Records provided =>

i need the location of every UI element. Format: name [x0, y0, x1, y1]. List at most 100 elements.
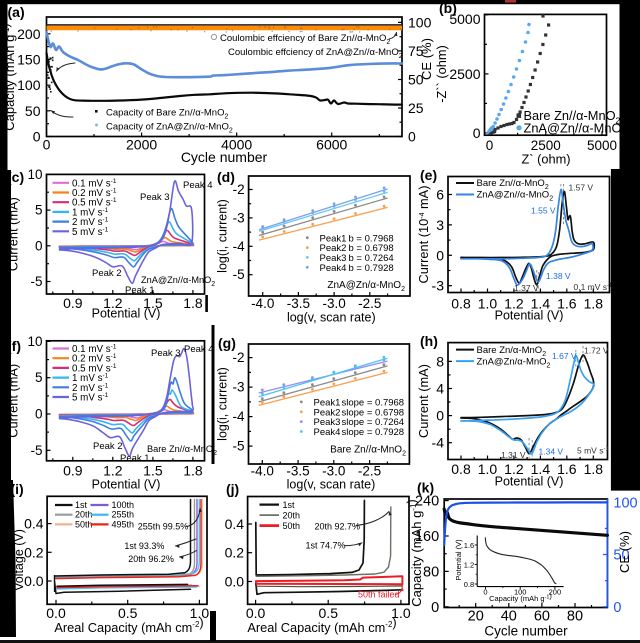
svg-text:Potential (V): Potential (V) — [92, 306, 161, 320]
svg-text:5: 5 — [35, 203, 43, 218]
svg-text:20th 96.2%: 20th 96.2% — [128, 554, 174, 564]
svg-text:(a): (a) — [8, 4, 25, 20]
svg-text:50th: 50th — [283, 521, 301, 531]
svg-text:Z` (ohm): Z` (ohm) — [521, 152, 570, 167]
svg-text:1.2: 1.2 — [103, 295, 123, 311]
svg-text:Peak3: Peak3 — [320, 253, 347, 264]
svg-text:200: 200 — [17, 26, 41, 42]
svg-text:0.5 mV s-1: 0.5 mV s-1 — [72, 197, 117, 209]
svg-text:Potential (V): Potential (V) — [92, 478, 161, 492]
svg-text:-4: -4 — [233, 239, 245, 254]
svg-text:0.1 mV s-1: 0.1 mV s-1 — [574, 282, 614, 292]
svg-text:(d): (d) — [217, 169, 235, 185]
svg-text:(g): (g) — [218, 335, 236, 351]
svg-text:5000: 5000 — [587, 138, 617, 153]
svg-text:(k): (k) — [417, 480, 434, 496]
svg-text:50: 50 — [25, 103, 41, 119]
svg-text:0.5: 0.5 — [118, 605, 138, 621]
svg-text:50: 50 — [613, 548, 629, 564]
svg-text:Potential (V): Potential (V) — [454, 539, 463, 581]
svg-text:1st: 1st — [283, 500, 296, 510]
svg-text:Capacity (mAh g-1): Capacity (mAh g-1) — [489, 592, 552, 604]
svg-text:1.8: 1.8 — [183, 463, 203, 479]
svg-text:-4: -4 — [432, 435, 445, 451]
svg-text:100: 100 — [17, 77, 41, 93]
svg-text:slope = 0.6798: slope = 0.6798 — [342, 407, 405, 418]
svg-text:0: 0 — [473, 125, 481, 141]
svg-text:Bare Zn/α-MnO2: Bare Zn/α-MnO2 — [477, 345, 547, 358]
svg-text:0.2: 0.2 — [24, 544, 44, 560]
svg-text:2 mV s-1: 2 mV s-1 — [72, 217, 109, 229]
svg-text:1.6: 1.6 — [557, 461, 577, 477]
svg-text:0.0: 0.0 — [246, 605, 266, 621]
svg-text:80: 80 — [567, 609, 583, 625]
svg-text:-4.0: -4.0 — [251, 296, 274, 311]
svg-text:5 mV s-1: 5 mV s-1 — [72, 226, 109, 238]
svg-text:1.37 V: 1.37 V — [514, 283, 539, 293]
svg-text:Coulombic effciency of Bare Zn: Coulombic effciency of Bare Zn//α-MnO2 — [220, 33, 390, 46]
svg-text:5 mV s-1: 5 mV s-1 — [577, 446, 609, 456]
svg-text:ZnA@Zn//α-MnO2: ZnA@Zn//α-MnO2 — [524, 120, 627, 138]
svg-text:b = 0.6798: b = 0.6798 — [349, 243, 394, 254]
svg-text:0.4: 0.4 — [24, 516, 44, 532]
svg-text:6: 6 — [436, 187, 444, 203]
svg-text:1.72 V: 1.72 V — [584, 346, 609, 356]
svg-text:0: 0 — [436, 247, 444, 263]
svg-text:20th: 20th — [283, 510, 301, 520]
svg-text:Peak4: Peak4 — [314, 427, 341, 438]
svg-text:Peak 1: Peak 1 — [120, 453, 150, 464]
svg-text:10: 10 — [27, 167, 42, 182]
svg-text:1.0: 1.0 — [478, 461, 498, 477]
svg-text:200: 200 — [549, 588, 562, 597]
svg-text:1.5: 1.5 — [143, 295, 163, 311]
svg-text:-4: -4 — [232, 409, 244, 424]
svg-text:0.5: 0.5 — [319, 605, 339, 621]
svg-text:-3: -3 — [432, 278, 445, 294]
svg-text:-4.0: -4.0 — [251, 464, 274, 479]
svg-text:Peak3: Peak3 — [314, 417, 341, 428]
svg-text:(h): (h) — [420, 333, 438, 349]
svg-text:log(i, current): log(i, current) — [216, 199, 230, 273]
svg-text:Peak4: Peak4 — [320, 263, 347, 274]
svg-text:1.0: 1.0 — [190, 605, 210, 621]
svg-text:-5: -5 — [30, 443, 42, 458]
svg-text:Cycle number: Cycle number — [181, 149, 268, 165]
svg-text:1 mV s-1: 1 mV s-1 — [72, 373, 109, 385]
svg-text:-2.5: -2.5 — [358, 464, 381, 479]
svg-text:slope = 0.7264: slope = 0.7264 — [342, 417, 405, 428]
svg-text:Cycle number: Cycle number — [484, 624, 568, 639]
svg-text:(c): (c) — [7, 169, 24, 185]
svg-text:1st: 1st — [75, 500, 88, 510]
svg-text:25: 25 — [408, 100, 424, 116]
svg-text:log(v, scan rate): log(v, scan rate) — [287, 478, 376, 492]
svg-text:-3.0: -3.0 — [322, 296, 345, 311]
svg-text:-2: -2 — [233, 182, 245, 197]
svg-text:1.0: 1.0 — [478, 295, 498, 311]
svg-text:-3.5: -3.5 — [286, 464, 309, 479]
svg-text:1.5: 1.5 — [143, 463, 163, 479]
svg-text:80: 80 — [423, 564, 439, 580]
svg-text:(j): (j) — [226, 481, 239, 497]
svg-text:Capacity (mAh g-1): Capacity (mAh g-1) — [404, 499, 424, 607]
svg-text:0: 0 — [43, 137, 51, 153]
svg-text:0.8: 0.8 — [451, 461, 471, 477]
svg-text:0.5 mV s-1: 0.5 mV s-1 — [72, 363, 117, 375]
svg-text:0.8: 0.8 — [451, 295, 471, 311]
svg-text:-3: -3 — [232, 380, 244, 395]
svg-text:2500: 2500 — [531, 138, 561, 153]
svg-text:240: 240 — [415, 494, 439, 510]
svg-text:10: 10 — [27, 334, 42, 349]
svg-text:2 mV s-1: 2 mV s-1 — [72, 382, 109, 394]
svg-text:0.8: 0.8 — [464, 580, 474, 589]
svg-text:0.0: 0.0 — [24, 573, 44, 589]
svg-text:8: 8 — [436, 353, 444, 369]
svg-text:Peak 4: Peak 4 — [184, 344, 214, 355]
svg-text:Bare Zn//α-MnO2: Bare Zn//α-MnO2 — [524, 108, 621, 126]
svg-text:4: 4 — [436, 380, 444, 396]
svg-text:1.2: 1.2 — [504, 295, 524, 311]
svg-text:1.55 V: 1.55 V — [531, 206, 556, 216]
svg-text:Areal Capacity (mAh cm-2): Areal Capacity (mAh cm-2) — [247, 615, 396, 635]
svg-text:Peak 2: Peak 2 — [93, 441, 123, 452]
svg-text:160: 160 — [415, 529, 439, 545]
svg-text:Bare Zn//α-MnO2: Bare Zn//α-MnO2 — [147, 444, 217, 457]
==
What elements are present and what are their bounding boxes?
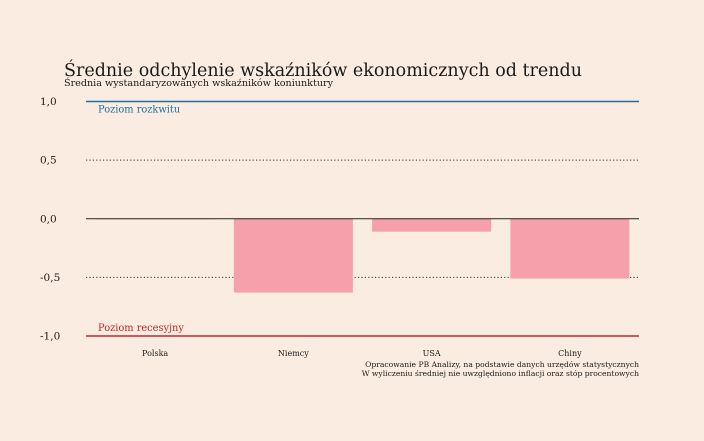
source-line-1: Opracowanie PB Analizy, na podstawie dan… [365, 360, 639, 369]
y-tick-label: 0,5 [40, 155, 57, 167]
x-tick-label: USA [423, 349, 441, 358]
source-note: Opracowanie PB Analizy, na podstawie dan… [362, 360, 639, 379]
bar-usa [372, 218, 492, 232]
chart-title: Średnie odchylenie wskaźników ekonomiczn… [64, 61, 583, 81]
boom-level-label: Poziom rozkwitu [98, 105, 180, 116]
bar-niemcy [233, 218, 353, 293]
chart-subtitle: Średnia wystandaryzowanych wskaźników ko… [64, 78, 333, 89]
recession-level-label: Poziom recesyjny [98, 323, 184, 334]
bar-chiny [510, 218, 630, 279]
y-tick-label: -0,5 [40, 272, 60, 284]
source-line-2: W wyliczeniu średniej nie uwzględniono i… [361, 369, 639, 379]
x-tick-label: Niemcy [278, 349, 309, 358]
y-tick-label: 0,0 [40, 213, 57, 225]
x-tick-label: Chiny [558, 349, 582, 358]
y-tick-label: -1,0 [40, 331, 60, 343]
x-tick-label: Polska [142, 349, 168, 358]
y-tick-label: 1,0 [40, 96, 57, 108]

Given instruction => Please pick out every line of the records above that contains the string "level" and copy each one in full.

Written reply =>
boom-level-label: Poziom rozkwitu [98, 105, 180, 116]
recession-level-label: Poziom recesyjny [98, 323, 184, 334]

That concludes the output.